[Information supplied]
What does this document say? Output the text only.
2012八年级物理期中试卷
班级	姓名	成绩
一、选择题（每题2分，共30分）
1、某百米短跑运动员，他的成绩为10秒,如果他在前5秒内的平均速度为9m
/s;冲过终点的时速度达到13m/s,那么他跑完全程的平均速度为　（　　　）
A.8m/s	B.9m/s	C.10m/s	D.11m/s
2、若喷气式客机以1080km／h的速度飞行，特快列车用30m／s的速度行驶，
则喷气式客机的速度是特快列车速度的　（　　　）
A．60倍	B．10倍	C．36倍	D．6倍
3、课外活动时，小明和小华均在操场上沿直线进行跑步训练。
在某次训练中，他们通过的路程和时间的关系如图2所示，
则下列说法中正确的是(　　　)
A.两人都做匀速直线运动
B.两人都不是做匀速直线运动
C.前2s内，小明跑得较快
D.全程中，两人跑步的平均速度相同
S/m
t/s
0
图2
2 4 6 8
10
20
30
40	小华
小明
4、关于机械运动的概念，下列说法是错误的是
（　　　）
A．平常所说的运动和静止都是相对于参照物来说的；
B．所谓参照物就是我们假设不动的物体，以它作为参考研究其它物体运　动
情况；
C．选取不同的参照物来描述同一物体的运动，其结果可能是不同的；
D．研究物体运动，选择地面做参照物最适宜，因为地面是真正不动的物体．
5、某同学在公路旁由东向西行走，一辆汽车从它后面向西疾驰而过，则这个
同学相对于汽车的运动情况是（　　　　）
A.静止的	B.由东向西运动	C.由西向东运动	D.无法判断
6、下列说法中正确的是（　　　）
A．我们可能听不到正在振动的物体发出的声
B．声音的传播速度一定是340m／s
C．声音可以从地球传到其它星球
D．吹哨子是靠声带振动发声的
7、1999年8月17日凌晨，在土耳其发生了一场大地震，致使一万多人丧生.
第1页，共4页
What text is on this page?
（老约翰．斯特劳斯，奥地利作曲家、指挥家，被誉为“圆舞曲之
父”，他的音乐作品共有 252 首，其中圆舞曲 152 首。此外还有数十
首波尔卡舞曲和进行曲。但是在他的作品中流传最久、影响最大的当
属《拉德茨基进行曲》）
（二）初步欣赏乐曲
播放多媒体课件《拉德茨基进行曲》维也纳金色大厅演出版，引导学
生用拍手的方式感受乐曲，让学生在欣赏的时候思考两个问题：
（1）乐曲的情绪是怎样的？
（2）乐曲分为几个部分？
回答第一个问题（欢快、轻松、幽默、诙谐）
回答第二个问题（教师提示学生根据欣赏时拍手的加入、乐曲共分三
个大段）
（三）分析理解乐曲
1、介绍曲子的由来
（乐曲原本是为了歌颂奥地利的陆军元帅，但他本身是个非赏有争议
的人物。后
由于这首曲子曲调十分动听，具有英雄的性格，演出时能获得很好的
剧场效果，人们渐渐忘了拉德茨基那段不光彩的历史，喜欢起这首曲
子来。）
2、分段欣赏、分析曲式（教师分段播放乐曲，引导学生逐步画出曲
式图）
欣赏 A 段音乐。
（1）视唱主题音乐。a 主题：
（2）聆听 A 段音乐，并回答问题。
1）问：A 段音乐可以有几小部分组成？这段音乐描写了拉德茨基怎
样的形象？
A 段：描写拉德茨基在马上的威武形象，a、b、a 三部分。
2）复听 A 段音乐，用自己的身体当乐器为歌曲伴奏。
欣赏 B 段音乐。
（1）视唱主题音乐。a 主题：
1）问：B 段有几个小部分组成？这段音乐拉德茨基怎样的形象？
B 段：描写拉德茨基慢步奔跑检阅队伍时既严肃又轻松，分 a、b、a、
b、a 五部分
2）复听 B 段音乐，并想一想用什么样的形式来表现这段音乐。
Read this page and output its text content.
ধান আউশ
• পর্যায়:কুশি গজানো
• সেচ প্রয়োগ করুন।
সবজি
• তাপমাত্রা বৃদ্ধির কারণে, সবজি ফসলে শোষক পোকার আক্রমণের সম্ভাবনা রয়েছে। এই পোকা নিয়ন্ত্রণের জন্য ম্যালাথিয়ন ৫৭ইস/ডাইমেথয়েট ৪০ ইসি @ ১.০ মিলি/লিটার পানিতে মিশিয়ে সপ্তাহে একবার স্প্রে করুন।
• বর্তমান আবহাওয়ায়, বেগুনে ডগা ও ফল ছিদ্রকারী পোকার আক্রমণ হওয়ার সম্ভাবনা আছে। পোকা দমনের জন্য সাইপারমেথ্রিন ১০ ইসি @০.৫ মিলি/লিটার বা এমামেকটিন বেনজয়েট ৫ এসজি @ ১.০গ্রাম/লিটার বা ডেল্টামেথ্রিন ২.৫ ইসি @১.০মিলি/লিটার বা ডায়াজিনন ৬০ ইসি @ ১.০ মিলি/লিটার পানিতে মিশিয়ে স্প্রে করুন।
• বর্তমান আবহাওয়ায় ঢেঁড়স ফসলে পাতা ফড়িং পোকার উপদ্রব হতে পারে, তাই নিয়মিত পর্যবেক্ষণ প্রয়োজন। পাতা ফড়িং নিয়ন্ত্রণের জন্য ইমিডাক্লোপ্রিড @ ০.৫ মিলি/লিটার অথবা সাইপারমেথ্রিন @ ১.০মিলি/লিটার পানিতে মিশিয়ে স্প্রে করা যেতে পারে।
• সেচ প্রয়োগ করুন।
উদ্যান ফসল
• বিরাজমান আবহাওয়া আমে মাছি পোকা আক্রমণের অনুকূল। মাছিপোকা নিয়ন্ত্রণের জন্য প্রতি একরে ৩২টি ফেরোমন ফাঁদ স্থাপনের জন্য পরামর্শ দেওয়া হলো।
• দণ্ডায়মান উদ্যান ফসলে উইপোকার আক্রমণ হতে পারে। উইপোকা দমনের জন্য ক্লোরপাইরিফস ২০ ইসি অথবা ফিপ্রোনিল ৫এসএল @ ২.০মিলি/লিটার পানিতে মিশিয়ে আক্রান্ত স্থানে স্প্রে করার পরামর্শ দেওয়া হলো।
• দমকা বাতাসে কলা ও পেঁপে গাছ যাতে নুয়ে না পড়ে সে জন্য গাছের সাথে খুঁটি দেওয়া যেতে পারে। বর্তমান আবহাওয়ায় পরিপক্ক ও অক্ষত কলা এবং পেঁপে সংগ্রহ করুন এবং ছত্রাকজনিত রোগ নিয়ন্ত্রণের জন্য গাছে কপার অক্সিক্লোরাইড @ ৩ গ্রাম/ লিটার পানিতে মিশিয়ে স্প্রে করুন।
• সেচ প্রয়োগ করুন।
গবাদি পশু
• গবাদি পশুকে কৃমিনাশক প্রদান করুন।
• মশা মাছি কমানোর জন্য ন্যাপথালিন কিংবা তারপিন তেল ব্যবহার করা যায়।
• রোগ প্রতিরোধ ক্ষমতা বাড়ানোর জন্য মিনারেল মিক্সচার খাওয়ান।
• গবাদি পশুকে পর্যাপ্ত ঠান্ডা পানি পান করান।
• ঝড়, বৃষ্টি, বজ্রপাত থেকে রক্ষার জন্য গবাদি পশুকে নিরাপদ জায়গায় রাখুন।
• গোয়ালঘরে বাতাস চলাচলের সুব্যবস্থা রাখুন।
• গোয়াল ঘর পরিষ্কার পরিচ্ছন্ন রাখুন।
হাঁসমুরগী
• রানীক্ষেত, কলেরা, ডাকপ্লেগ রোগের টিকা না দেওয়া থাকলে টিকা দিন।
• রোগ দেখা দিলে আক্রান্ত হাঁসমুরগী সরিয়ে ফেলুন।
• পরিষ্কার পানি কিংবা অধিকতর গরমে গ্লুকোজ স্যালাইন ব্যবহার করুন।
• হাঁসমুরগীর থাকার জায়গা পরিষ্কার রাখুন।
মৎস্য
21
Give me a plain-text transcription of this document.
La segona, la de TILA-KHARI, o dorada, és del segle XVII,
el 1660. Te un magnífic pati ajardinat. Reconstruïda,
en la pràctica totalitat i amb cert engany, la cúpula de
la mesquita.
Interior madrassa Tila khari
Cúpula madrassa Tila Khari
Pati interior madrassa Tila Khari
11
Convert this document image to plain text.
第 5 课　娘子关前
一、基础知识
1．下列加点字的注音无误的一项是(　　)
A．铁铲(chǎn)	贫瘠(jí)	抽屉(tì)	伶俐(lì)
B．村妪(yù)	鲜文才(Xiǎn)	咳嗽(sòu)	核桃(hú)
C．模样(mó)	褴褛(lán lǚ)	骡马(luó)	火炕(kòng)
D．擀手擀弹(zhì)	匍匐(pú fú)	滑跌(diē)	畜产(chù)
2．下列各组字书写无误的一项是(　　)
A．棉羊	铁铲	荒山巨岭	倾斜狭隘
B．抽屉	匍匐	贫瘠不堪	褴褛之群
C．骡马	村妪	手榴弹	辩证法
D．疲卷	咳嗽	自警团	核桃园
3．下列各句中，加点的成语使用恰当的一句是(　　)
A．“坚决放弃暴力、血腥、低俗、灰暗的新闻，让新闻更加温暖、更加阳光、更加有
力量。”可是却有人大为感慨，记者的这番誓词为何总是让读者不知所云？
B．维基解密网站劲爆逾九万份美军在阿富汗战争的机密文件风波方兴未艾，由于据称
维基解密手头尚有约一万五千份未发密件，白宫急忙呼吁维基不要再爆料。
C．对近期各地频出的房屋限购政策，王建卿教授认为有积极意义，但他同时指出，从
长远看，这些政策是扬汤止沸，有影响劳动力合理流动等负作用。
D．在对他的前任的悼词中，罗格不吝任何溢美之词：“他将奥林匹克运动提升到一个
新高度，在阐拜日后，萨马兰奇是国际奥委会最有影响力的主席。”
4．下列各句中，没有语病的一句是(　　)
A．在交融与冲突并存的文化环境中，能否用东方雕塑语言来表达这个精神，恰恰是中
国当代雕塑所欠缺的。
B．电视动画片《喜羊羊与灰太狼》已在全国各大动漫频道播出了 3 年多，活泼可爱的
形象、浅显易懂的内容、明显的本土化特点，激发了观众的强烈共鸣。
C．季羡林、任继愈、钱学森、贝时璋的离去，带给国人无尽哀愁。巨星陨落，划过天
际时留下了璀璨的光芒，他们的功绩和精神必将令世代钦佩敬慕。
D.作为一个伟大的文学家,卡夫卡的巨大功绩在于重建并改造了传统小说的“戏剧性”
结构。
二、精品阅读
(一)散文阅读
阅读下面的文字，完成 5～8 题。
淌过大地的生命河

[Short task] Make an exact copy of every line from the one with "Give me a plain-text" to the end of the data, with the first and last of those lines included.

[Final answer]
Give me a plain-text transcription of this document.
La segona, la de TILA-KHARI, o dorada, és del segle XVII,
el 1660. Te un magnífic pati ajardinat. Reconstruïda,
en la pràctica totalitat i amb cert engany, la cúpula de
la mesquita.
Interior madrassa Tila khari
Cúpula madrassa Tila Khari
Pati interior madrassa Tila Khari
11
Convert this document image to plain text.
第 5 课　娘子关前
一、基础知识
1．下列加点字的注音无误的一项是(　　)
A．铁铲(chǎn)	贫瘠(jí)	抽屉(tì)	伶俐(lì)
B．村妪(yù)	鲜文才(Xiǎn)	咳嗽(sòu)	核桃(hú)
C．模样(mó)	褴褛(lán lǚ)	骡马(luó)	火炕(kòng)
D．擀手擀弹(zhì)	匍匐(pú fú)	滑跌(diē)	畜产(chù)
2．下列各组字书写无误的一项是(　　)
A．棉羊	铁铲	荒山巨岭	倾斜狭隘
B．抽屉	匍匐	贫瘠不堪	褴褛之群
C．骡马	村妪	手榴弹	辩证法
D．疲卷	咳嗽	自警团	核桃园
3．下列各句中，加点的成语使用恰当的一句是(　　)
A．“坚决放弃暴力、血腥、低俗、灰暗的新闻，让新闻更加温暖、更加阳光、更加有
力量。”可是却有人大为感慨，记者的这番誓词为何总是让读者不知所云？
B．维基解密网站劲爆逾九万份美军在阿富汗战争的机密文件风波方兴未艾，由于据称
维基解密手头尚有约一万五千份未发密件，白宫急忙呼吁维基不要再爆料。
C．对近期各地频出的房屋限购政策，王建卿教授认为有积极意义，但他同时指出，从
长远看，这些政策是扬汤止沸，有影响劳动力合理流动等负作用。
D．在对他的前任的悼词中，罗格不吝任何溢美之词：“他将奥林匹克运动提升到一个
新高度，在阐拜日后，萨马兰奇是国际奥委会最有影响力的主席。”
4．下列各句中，没有语病的一句是(　　)
A．在交融与冲突并存的文化环境中，能否用东方雕塑语言来表达这个精神，恰恰是中
国当代雕塑所欠缺的。
B．电视动画片《喜羊羊与灰太狼》已在全国各大动漫频道播出了 3 年多，活泼可爱的
形象、浅显易懂的内容、明显的本土化特点，激发了观众的强烈共鸣。
C．季羡林、任继愈、钱学森、贝时璋的离去，带给国人无尽哀愁。巨星陨落，划过天
际时留下了璀璨的光芒，他们的功绩和精神必将令世代钦佩敬慕。
D.作为一个伟大的文学家,卡夫卡的巨大功绩在于重建并改造了传统小说的“戏剧性”
结构。
二、精品阅读
(一)散文阅读
阅读下面的文字，完成 5～8 题。
淌过大地的生命河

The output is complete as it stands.